__EXERCISE AIM__.
Whichever lines of the entries hold the word "Heinrich" should be identified and copied.

__SUPPLIED RECORDS__.
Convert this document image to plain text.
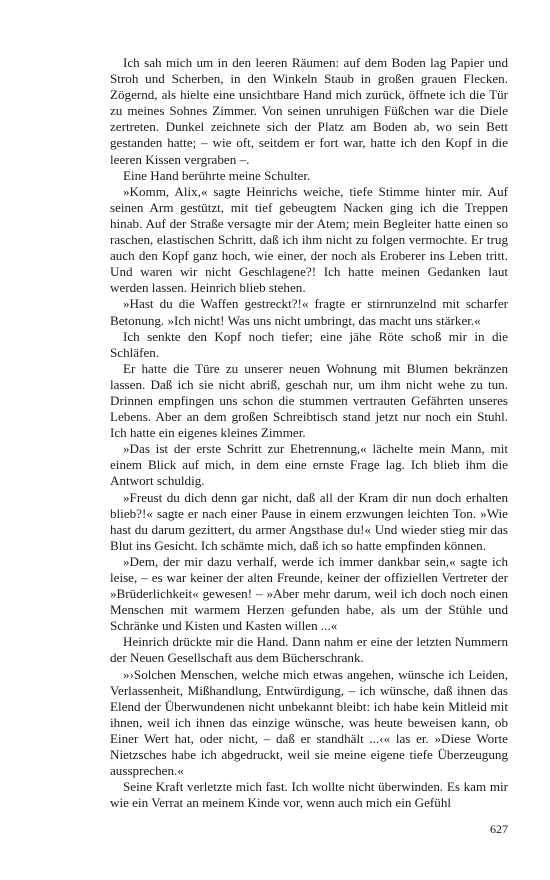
Ich sah mich um in den leeren Räumen: auf dem Boden lag Papier und Stroh und Scherben, in den Winkeln Staub in großen grauen Flecken. Zögernd, als hielte eine unsichtbare Hand mich zurück, öffnete ich die Tür zu meines Sohnes Zimmer. Von seinen unruhigen Füßchen war die Diele zertreten. Dunkel zeichnete sich der Platz am Boden ab, wo sein Bett gestanden hatte; – wie oft, seitdem er fort war, hatte ich den Kopf in die leeren Kissen vergraben –.

Eine Hand berührte meine Schulter.

»Komm, Alix,« sagte Heinrichs weiche, tiefe Stimme hinter mir. Auf seinen Arm gestützt, mit tief gebeugtem Nacken ging ich die Treppen hinab. Auf der Straße versagte mir der Atem; mein Begleiter hatte einen so raschen, elastischen Schritt, daß ich ihm nicht zu folgen vermochte. Er trug auch den Kopf ganz hoch, wie einer, der noch als Eroberer ins Leben tritt. Und waren wir nicht Geschlagene?! Ich hatte meinen Gedanken laut werden lassen. Heinrich blieb stehen.

»Hast du die Waffen gestreckt?!« fragte er stirnrunzelnd mit scharfer Betonung. »Ich nicht! Was uns nicht umbringt, das macht uns stärker.«

Ich senkte den Kopf noch tiefer; eine jähe Röte schoß mir in die Schläfen.

Er hatte die Türe zu unserer neuen Wohnung mit Blumen bekränzen lassen. Daß ich sie nicht abriß, geschah nur, um ihm nicht wehe zu tun. Drinnen empfingen uns schon die stummen vertrauten Gefährten unseres Lebens. Aber an dem großen Schreibtisch stand jetzt nur noch ein Stuhl. Ich hatte ein eigenes kleines Zimmer.

»Das ist der erste Schritt zur Ehetrennung,« lächelte mein Mann, mit einem Blick auf mich, in dem eine ernste Frage lag. Ich blieb ihm die Antwort schuldig.

»Freust du dich denn gar nicht, daß all der Kram dir nun doch erhalten blieb?!« sagte er nach einer Pause in einem erzwungen leichten Ton. »Wie hast du darum gezittert, du armer Angsthase du!« Und wieder stieg mir das Blut ins Gesicht. Ich schämte mich, daß ich so hatte empfinden können.

»Dem, der mir dazu verhalf, werde ich immer dankbar sein,« sagte ich leise, – es war keiner der alten Freunde, keiner der offiziellen Vertreter der »Brüderlichkeit« gewesen! – »Aber mehr darum, weil ich doch noch einen Menschen mit warmem Herzen gefunden habe, als um der Stühle und Schränke und Kisten und Kasten willen ...«

Heinrich drückte mir die Hand. Dann nahm er eine der letzten Nummern der Neuen Gesellschaft aus dem Bücherschrank.

»›Solchen Menschen, welche mich etwas angehen, wünsche ich Leiden, Verlassenheit, Mißhandlung, Entwürdigung, – ich wünsche, daß ihnen das Elend der Überwundenen nicht unbekannt bleibt: ich habe kein Mitleid mit ihnen, weil ich ihnen das einzige wünsche, was heute beweisen kann, ob Einer Wert hat, oder nicht, – daß er standhält ...‹« las er. »Diese Worte Nietzsches habe ich abgedruckt, weil sie meine eigene tiefe Überzeugung aussprechen.«

Seine Kraft verletzte mich fast. Ich wollte nicht überwinden. Es kam mir wie ein Verrat an meinem Kinde vor, wenn auch mich ein Gefühl

627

__RESULT OF THE EXERCISE__.
»Komm, Alix,« sagte Heinrichs weiche, tiefe Stimme hinter mir. Auf seinen Arm gestützt, mit tief gebeugtem Nacken ging ich die Treppen hinab. Auf der Straße versagte mir der Atem; mein Begleiter hatte einen so raschen, elastischen Schritt, daß ich ihm nicht zu folgen vermochte. Er trug auch den Kopf ganz hoch, wie einer, der noch als Eroberer ins Leben tritt. Und waren wir nicht Geschlagene?! Ich hatte meinen Gedanken laut werden lassen. Heinrich blieb stehen.
Heinrich drückte mir die Hand. Dann nahm er eine der letzten Nummern der Neuen Gesellschaft aus dem Bücherschrank.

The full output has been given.